# Task details:
Give the total number of lines with the word "которые" in them, and no other words.

# Material provided:
________________

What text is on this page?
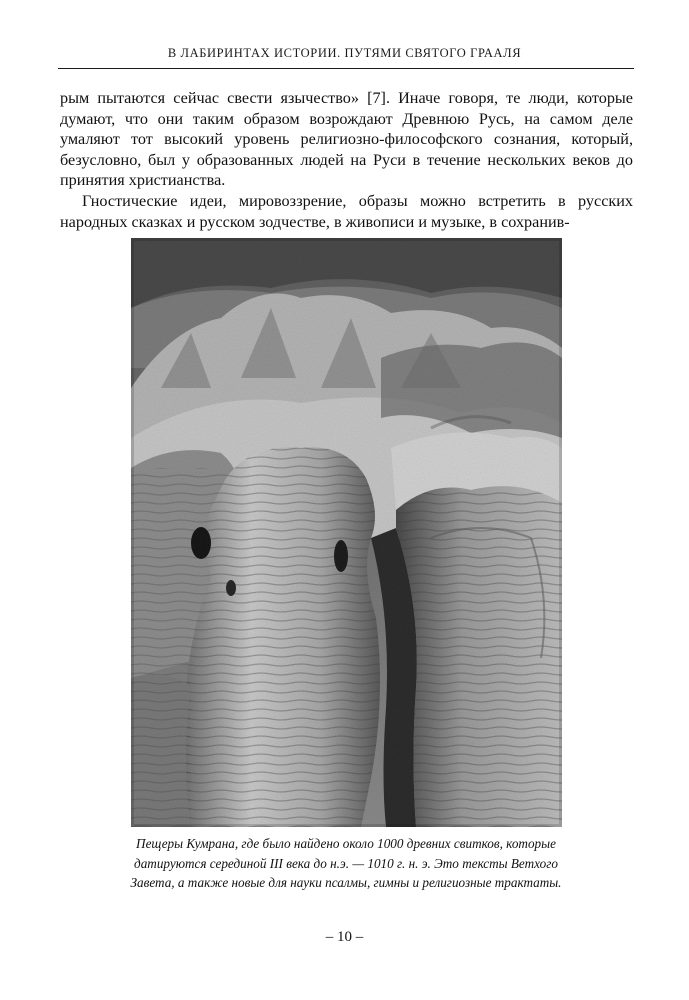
В ЛАБИРИНТАХ ИСТОРИИ. ПУТЯМИ СВЯТОГО ГРААЛЯ

рым пытаются сейчас свести язычество» [7]. Иначе говоря, те люди, которые думают, что они таким образом возрождают Древнюю Русь, на самом деле умаляют тот высокий уровень религиозно-философского сознания, который, безусловно, был у образованных людей на Руси в течение нескольких веков до принятия христианства.

Гностические идеи, мировоззрение, образы можно встретить в русских народных сказках и русском зодчестве, в живописи и музыке, в сохранив-

Пещеры Кумрана, где было найдено около 1000 древних свитков, которые
датируются серединой III века до н.э. — 1010 г. н. э. Это тексты Ветхого
Завета, а также новые для науки псалмы, гимны и религиозные трактаты.
– 10 –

________________

# Expected answer:
2